● **Ausgewählter Auszug**
══════════
Bildungselemente

Kollaboratives Lernen mit Wikis - ein Überblick

13.5.2019

Warum Lernen mit Wikis sinnvoll ist und wie Beispielaufgaben aussehen können.

Wikis und Wikipedia

Jede Person, die das Internet nutzt, kennt die Wikipedia. Es ist eine (vielleicht sogar “die”) Ressource für Wissen im Internet. Ich erinnere mich noch an Zeiten, in denen ich für ein Schulreferat in die öffentliche Bibliothek gegangen bin, um mir zwei bis vier Bücher zu einem Thema auszuleihen. Das war der erste und einzige Weg für mich an die benötigten Informationen zu kommen. Heute lese ich unterwegs Wikipedia-Artikel und recherchiere gerade interessierendes oder benötigtes Wissen nebenbei. Die Wikipedia steht als Synonym für Wikis, allerdings ist sie nur eine spezielle Form der Realisierung eines Wiki-Systems. Wikis können noch viel mehr und sind zum Einsatz in kollaborativen Lernsettings sehr gut geeignet.

Was ist ein Wiki genau?

  • Ein Wiki ist eine Plattform, die im Internet oder in einem Netzwerk betrieben wird.
  • Nutzende können Seiten online erstellen und bearbeiten, ohne dass dafür Programmierkenntnisse oder weiteren Programme erforderlich sind.
  • Über die Wiki-Syntax können Seiten verknüpft werden, wodurch zwischen den einzelnen Seiten ein Netzwerk aus Bezügen entsteht.
══════════
● **Arbeitsaufträge**
a: Stimmen diese Aussagen mit dem Überblick zum Lernen mit Wikis überein: (i) Die Wikipedia ist nur eine spezielle Form eines Wiki-Systems, (ii) zum Erstellen von Wiki-Seiten braucht man Programmierkenntnisse, (iii) ein Wiki lässt sich nur im Internet betreiben? Beantworte jede mit Ja oder Nein und zitiere die entscheidenden Worte des Textes wörtlich.
b: Führe den Überblick zum Lernen mit Wikis im Anschluss an den letzten Aufzählungspunkt weiter.
Die Daten sind eigenständiges Material und gehören nicht zum Überblick zum Lernen mit Wikis.

● **Bereitgestellte Daten**
══════════
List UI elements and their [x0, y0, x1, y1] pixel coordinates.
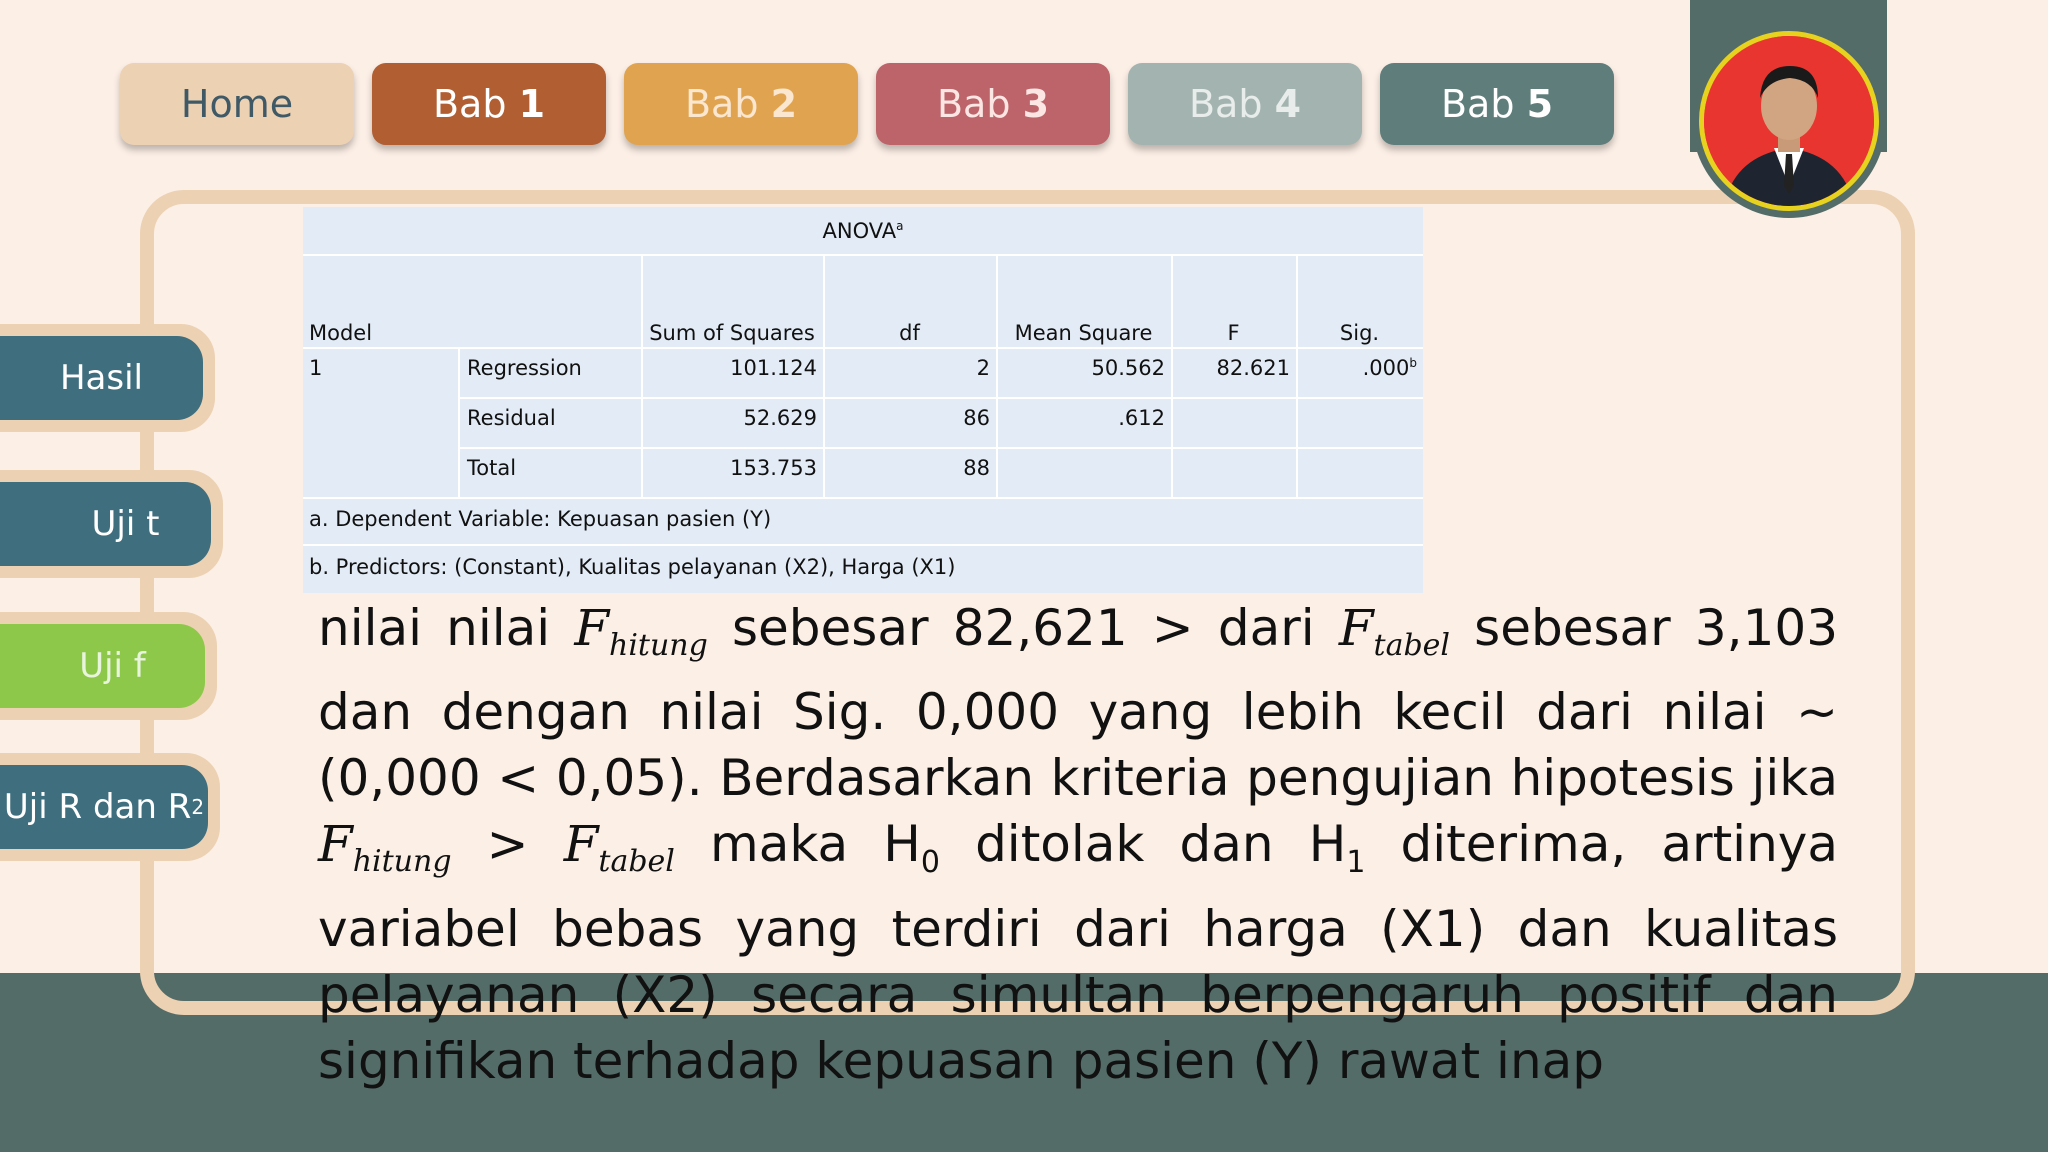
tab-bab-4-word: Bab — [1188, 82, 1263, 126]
══════════
● **Die Antworten**
a:
(i) Ja: „allerdings ist sie nur eine spezielle Form der Realisierung eines Wiki-Systems“
(ii) Nein: „Seiten online erstellen und bearbeiten, ohne dass dafür Programmierkenntnisse“
(iii) Nein: „im Internet oder in einem Netzwerk betrieben wird“

b:
  • Die Plattform protokolliert alle Änderungen, sodass jeder beliebige Bearbeitungsstand nachvollzogen und wiederhergestellt werden kann.

Im Grunde besteht ein Wiki aus einzelnen Webseiten, die miteinander verbunden sind. Diese Verbindung übernimmt das eigentliche Wiki-System, welches dann als Datenbank fungiert. Wiki-Systeme bieten nur eine sehr begrenzte Anzahl an Formatierungsmöglichkeiten. Das sorgt zum einen für eine sehr einheitliche Darstellung, was die Orientierung erleichtert, aber auch für einen bewussten Fokus auf die Inhalte. Die Versionskontrolle spielt eine entscheidende Rolle, da hierdurch Missbrauch entgegengewirkt werden kann und der Prozess der Bearbeitung nachvollziehbar wird. Zusätzlich bieten die meisten Wiki-Systeme zu jeder Seite auch eine Diskussionsseite, auf der Austausch über die Bearbeitung stattfinden kann. Neben dem eigentlichen Produkt, steht also auch der Entstehungsprozess selbst im Mittelpunkt der Schreibtätigkeiten (Moskaliuk 2013).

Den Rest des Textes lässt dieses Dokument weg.